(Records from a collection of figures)
──────────────────────────────
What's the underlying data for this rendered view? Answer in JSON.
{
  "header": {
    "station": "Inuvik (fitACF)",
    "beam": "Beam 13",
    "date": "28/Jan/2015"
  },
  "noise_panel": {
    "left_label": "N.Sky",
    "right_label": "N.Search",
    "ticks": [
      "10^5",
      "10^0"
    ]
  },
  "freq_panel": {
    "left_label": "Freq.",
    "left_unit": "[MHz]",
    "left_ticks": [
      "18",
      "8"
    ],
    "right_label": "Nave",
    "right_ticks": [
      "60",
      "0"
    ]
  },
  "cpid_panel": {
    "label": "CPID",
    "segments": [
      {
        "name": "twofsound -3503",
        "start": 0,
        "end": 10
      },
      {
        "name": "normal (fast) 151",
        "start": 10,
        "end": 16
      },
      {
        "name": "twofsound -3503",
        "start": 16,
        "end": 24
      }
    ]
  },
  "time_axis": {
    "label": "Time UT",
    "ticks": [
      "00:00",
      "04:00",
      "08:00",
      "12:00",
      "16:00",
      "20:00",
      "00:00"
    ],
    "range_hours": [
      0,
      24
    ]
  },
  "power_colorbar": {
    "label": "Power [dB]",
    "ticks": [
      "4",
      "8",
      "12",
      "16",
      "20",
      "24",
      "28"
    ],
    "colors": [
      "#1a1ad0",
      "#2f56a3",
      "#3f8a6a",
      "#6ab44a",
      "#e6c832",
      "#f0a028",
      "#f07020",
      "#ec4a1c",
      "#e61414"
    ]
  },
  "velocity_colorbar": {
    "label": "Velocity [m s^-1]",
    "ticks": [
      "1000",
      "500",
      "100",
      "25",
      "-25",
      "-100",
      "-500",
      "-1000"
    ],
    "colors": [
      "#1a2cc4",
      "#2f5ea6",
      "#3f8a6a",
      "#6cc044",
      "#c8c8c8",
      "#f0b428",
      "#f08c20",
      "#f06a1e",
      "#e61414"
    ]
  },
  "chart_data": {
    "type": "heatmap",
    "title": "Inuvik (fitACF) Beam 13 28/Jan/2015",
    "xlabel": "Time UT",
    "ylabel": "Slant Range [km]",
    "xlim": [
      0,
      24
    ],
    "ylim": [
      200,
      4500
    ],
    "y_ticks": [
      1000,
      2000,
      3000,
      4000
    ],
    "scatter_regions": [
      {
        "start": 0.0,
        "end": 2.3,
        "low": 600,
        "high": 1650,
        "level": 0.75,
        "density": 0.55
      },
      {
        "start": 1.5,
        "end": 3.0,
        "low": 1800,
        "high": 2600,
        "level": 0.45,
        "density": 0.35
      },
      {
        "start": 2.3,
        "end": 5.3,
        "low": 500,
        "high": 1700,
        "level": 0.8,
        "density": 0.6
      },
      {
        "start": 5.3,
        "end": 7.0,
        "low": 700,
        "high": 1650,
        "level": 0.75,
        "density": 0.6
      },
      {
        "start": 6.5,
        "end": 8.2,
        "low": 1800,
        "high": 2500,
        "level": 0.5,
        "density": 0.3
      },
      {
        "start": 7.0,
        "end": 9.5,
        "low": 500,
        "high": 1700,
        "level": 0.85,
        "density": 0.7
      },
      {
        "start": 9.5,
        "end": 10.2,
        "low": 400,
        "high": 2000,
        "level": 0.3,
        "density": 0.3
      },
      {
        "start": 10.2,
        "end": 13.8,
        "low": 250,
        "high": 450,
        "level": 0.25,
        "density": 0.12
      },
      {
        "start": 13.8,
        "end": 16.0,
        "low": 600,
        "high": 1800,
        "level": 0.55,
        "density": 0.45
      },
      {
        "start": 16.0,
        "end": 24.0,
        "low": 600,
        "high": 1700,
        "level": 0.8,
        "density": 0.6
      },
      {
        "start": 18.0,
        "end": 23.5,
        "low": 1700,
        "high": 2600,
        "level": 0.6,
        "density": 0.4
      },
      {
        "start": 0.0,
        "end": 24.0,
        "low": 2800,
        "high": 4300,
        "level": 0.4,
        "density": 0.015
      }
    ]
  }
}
──────────────────────────────
> [EXERCISE]:
Transcribe each record exactly. Leave nothing out.

> [WRITTEN SOLUTION]:
What's the underlying data for this rendered view? Answer in JSON.
{
  "header": {
    "station": "Inuvik (fitACF)",
    "beam": "Beam 13",
    "date": "28/Jan/2015"
  },
  "noise_panel": {
    "left_label": "N.Sky",
    "right_label": "N.Search",
    "ticks": [
      "10^5",
      "10^0"
    ]
  },
  "freq_panel": {
    "left_label": "Freq.",
    "left_unit": "[MHz]",
    "left_ticks": [
      "18",
      "8"
    ],
    "right_label": "Nave",
    "right_ticks": [
      "60",
      "0"
    ]
  },
  "cpid_panel": {
    "label": "CPID",
    "segments": [
      {
        "name": "twofsound -3503",
        "start": 0,
        "end": 10
      },
      {
        "name": "normal (fast) 151",
        "start": 10,
        "end": 16
      },
      {
        "name": "twofsound -3503",
        "start": 16,
        "end": 24
      }
    ]
  },
  "time_axis": {
    "label": "Time UT",
    "ticks": [
      "00:00",
      "04:00",
      "08:00",
      "12:00",
      "16:00",
      "20:00",
      "00:00"
    ],
    "range_hours": [
      0,
      24
    ]
  },
  "power_colorbar": {
    "label": "Power [dB]",
    "ticks": [
      "4",
      "8",
      "12",
      "16",
      "20",
      "24",
      "28"
    ],
    "colors": [
      "#1a1ad0",
      "#2f56a3",
      "#3f8a6a",
      "#6ab44a",
      "#e6c832",
      "#f0a028",
      "#f07020",
      "#ec4a1c",
      "#e61414"
    ]
  },
  "velocity_colorbar": {
    "label": "Velocity [m s^-1]",
    "ticks": [
      "1000",
      "500",
      "100",
      "25",
      "-25",
      "-100",
      "-500",
      "-1000"
    ],
    "colors": [
      "#1a2cc4",
      "#2f5ea6",
      "#3f8a6a",
      "#6cc044",
      "#c8c8c8",
      "#f0b428",
      "#f08c20",
      "#f06a1e",
      "#e61414"
    ]
  },
  "chart_data": {
    "type": "heatmap",
    "title": "Inuvik (fitACF) Beam 13 28/Jan/2015",
    "xlabel": "Time UT",
    "ylabel": "Slant Range [km]",
    "xlim": [
      0,
      24
    ],
    "ylim": [
      200,
      4500
    ],
    "y_ticks": [
      1000,
      2000,
      3000,
      4000
    ],
    "scatter_regions": [
      {
        "start": 0.0,
        "end": 2.3,
        "low": 600,
        "high": 1650,
        "level": 0.75,
        "density": 0.55
      },
      {
        "start": 1.5,
        "end": 3.0,
        "low": 1800,
        "high": 2600,
        "level": 0.45,
        "density": 0.35
      },
      {
        "start": 2.3,
        "end": 5.3,
        "low": 500,
        "high": 1700,
        "level": 0.8,
        "density": 0.6
      },
      {
        "start": 5.3,
        "end": 7.0,
        "low": 700,
        "high": 1650,
        "level": 0.75,
        "density": 0.6
      },
      {
        "start": 6.5,
        "end": 8.2,
        "low": 1800,
        "high": 2500,
        "level": 0.5,
        "density": 0.3
      },
      {
        "start": 7.0,
        "end": 9.5,
        "low": 500,
        "high": 1700,
        "level": 0.85,
        "density": 0.7
      },
      {
        "start": 9.5,
        "end": 10.2,
        "low": 400,
        "high": 2000,
        "level": 0.3,
        "density": 0.3
      },
      {
        "start": 10.2,
        "end": 13.8,
        "low": 250,
        "high": 450,
        "level": 0.25,
        "density": 0.12
      },
      {
        "start": 13.8,
        "end": 16.0,
        "low": 600,
        "high": 1800,
        "level": 0.55,
        "density": 0.45
      },
      {
        "start": 16.0,
        "end": 24.0,
        "low": 600,
        "high": 1700,
        "level": 0.8,
        "density": 0.6
      },
      {
        "start": 18.0,
        "end": 23.5,
        "low": 1700,
        "high": 2600,
        "level": 0.6,
        "density": 0.4
      },
      {
        "start": 0.0,
        "end": 24.0,
        "low": 2800,
        "high": 4300,
        "level": 0.4,
        "density": 0.015
      }
    ]
  }
}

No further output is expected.